* BEGIN RECORD LIST *

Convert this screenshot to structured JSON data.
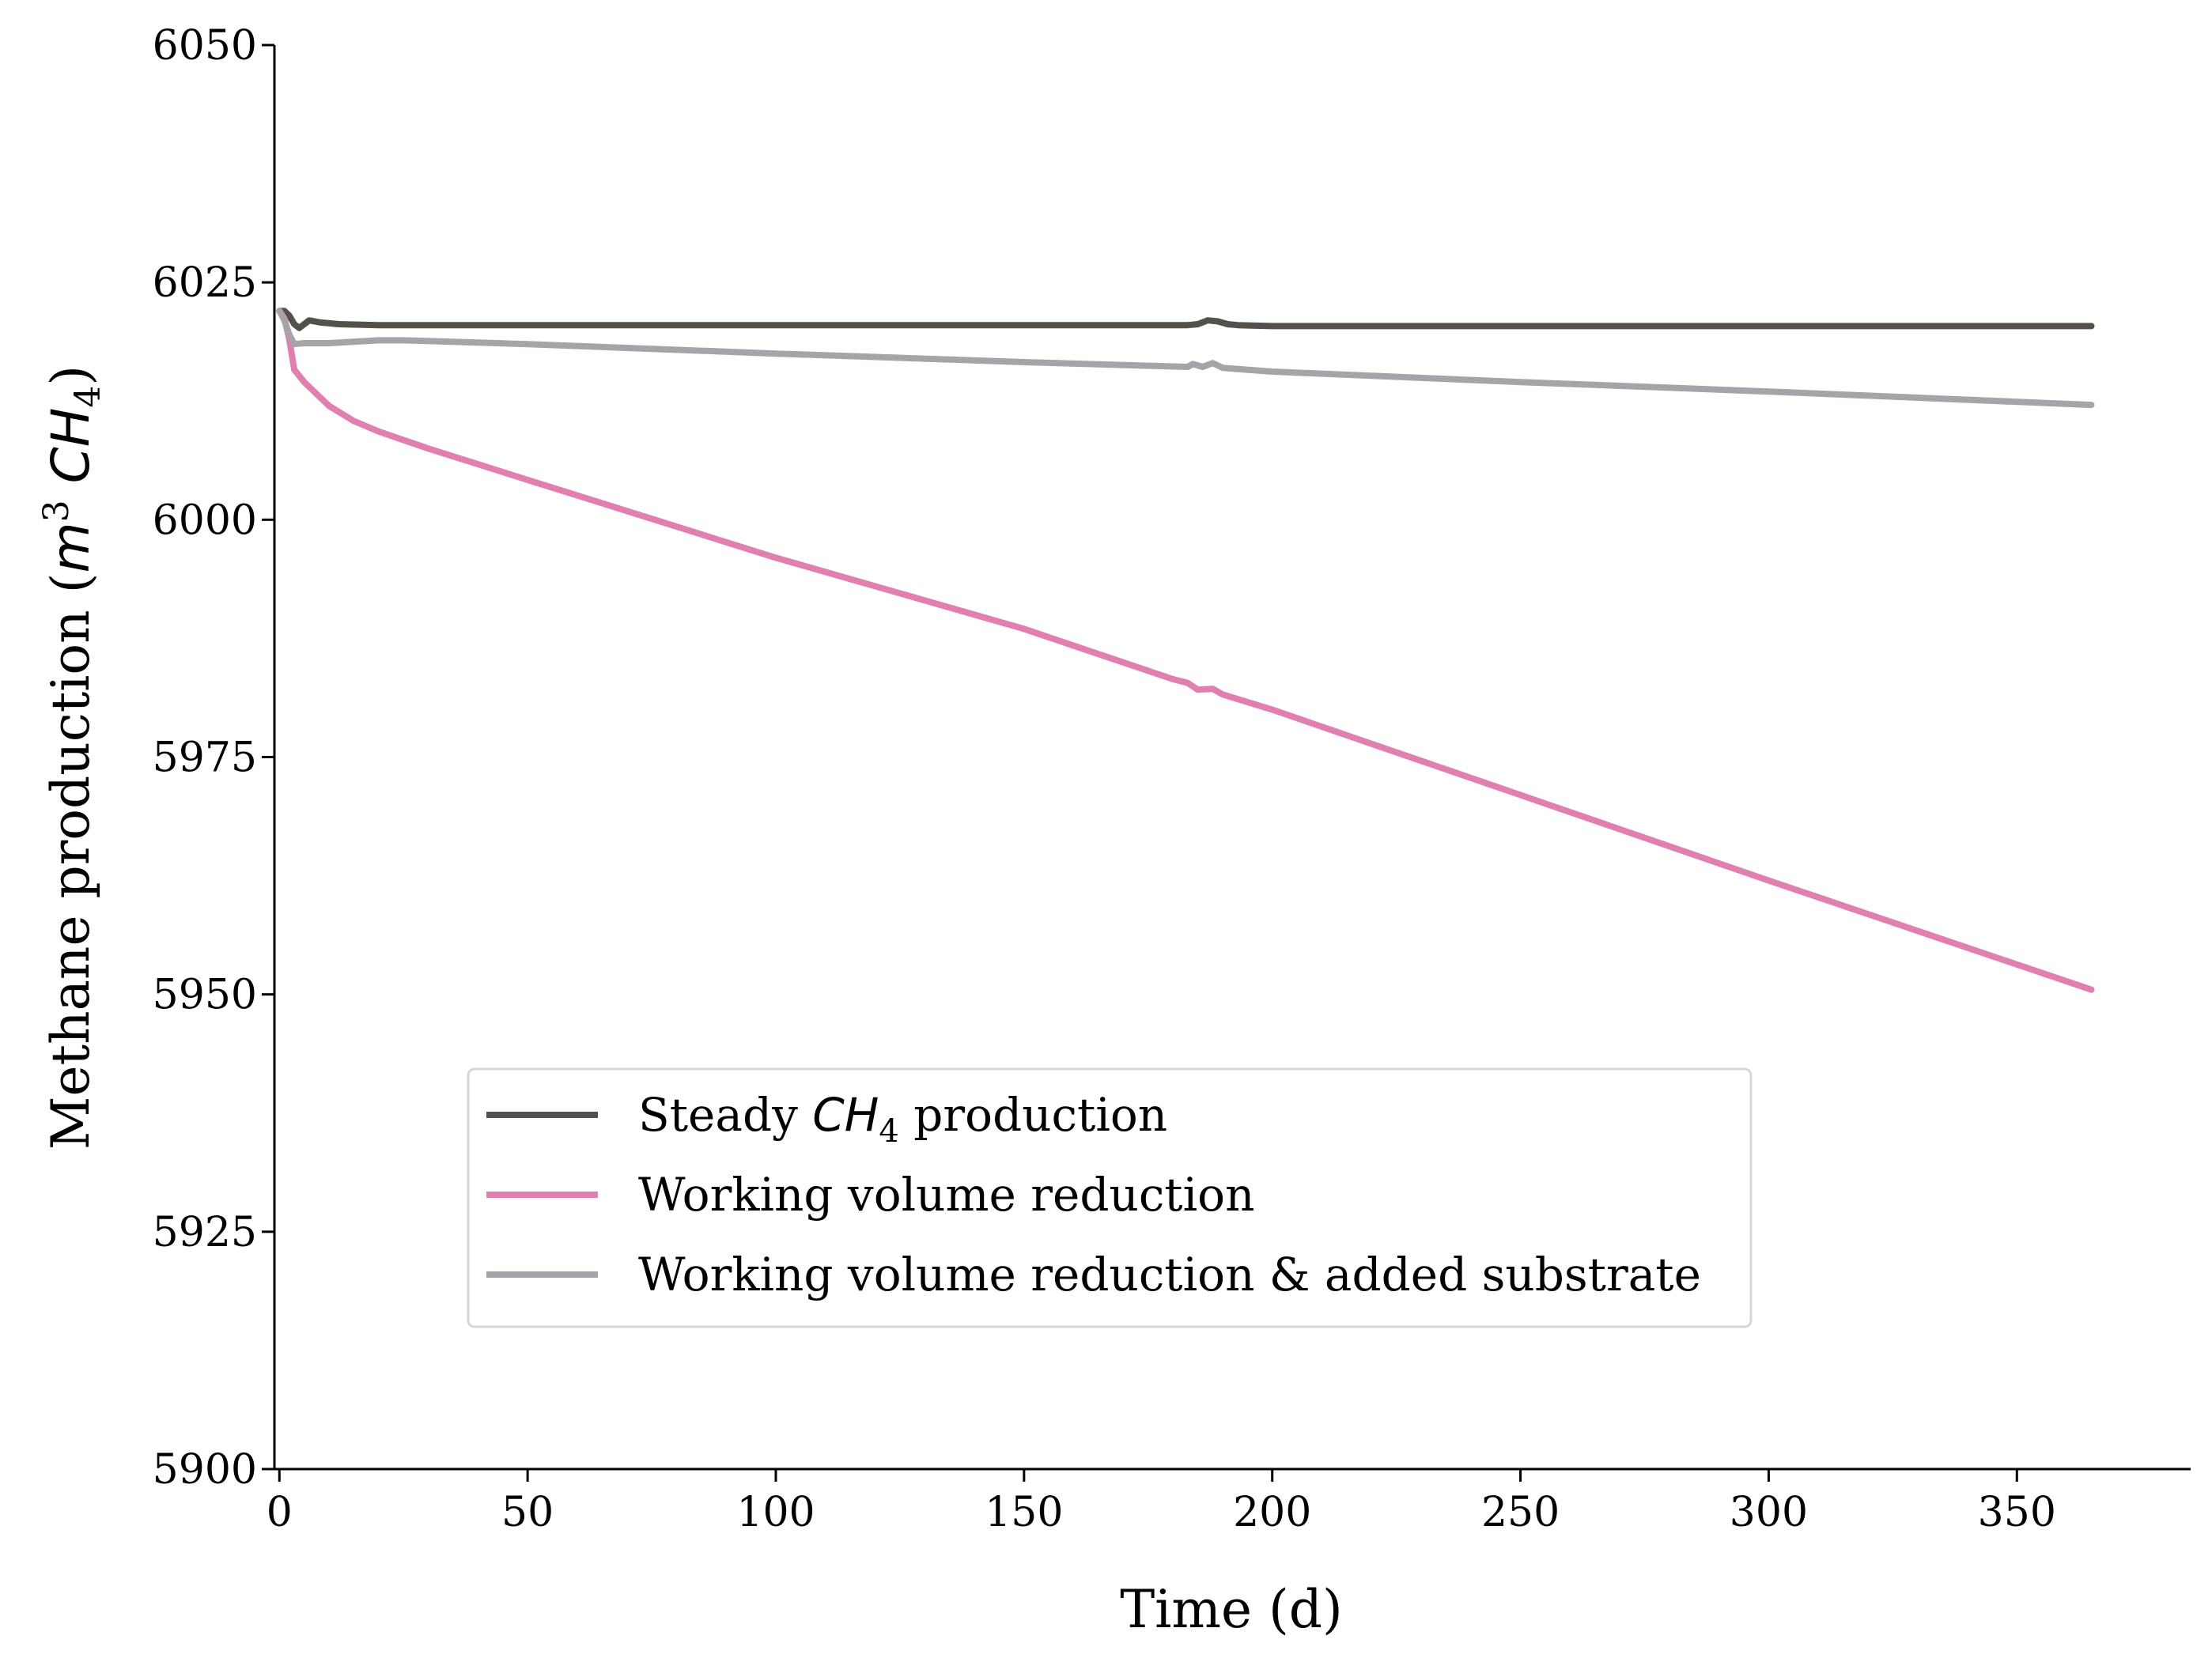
{
  "chart_data": {
    "type": "line",
    "title": "",
    "xlabel": "Time (d)",
    "ylabel": {
      "prefix": "Methane production (",
      "unit_m": "m",
      "unit_exp": "3",
      "unit_ch": "CH",
      "unit_sub": "4",
      "suffix": ")"
    },
    "xlim": [
      -1,
      385
    ],
    "ylim": [
      5900,
      6050
    ],
    "xticks": [
      0,
      50,
      100,
      150,
      200,
      250,
      300,
      350
    ],
    "yticks": [
      5900,
      5925,
      5950,
      5975,
      6000,
      6025,
      6050
    ],
    "grid": false,
    "legend_position": "lower-center-left",
    "series": [
      {
        "name": "Steady CH4 production",
        "label_parts": {
          "pre": "Steady ",
          "math": "CH",
          "sub": "4",
          "post": " production"
        },
        "color": "#54504c",
        "x": [
          0,
          1,
          2,
          3,
          4,
          6,
          8,
          12,
          20,
          50,
          100,
          150,
          183,
          185,
          187,
          189,
          191,
          193,
          196,
          200,
          250,
          300,
          365
        ],
        "y": [
          6022.0,
          6022.0,
          6021.5,
          6020.6,
          6020.2,
          6021.0,
          6020.8,
          6020.6,
          6020.5,
          6020.5,
          6020.5,
          6020.5,
          6020.5,
          6020.6,
          6021.0,
          6020.9,
          6020.6,
          6020.5,
          6020.45,
          6020.4,
          6020.4,
          6020.4,
          6020.4
        ]
      },
      {
        "name": "Working volume reduction",
        "label_parts": {
          "pre": "Working volume reduction",
          "math": "",
          "sub": "",
          "post": ""
        },
        "color": "#e07fb0",
        "x": [
          0,
          1,
          2,
          3,
          5,
          7,
          10,
          15,
          20,
          30,
          50,
          100,
          150,
          180,
          183,
          185,
          188,
          190,
          200,
          250,
          300,
          365
        ],
        "y": [
          6022.0,
          6021.2,
          6019.0,
          6015.8,
          6014.5,
          6013.5,
          6012.0,
          6010.4,
          6009.3,
          6007.5,
          6004.2,
          5996.0,
          5988.5,
          5983.2,
          5982.8,
          5982.1,
          5982.2,
          5981.6,
          5980.0,
          5971.0,
          5962.0,
          5950.5
        ]
      },
      {
        "name": "Working volume reduction & added substrate",
        "label_parts": {
          "pre": "Working volume reduction & added substrate",
          "math": "",
          "sub": "",
          "post": ""
        },
        "color": "#a7a4a9",
        "x": [
          0,
          1,
          2,
          3,
          5,
          10,
          20,
          25,
          50,
          100,
          150,
          183,
          184,
          186,
          188,
          190,
          195,
          200,
          250,
          300,
          365
        ],
        "y": [
          6022.0,
          6021.0,
          6019.5,
          6018.5,
          6018.6,
          6018.6,
          6018.9,
          6018.9,
          6018.5,
          6017.5,
          6016.6,
          6016.1,
          6016.4,
          6016.1,
          6016.5,
          6016.0,
          6015.8,
          6015.6,
          6014.5,
          6013.5,
          6012.1
        ]
      }
    ]
  }
}
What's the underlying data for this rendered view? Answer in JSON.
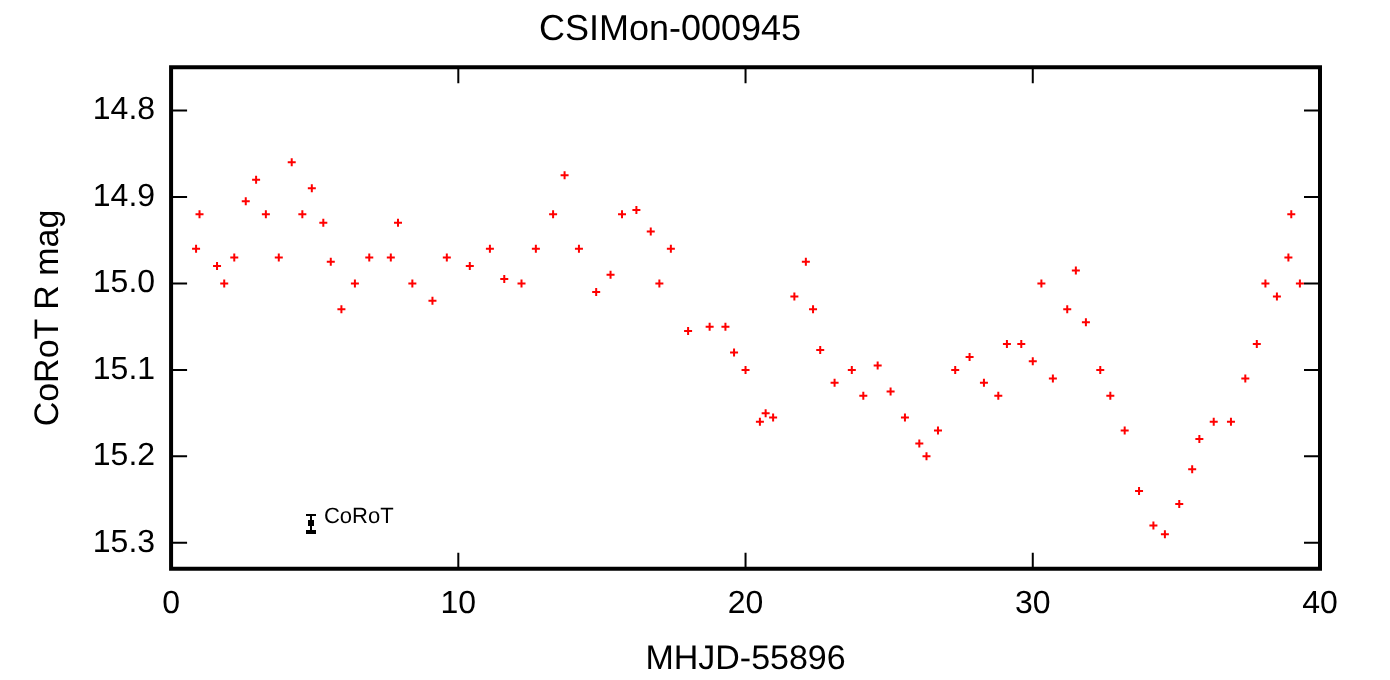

* END RECORD LIST *

* _REQUIREMENTS_: Pick out each line in the material containing "JSON".

* _SOLUTION_:
Convert this screenshot to structured JSON data.
What's the underlying data for this rendered view? Answer in JSON.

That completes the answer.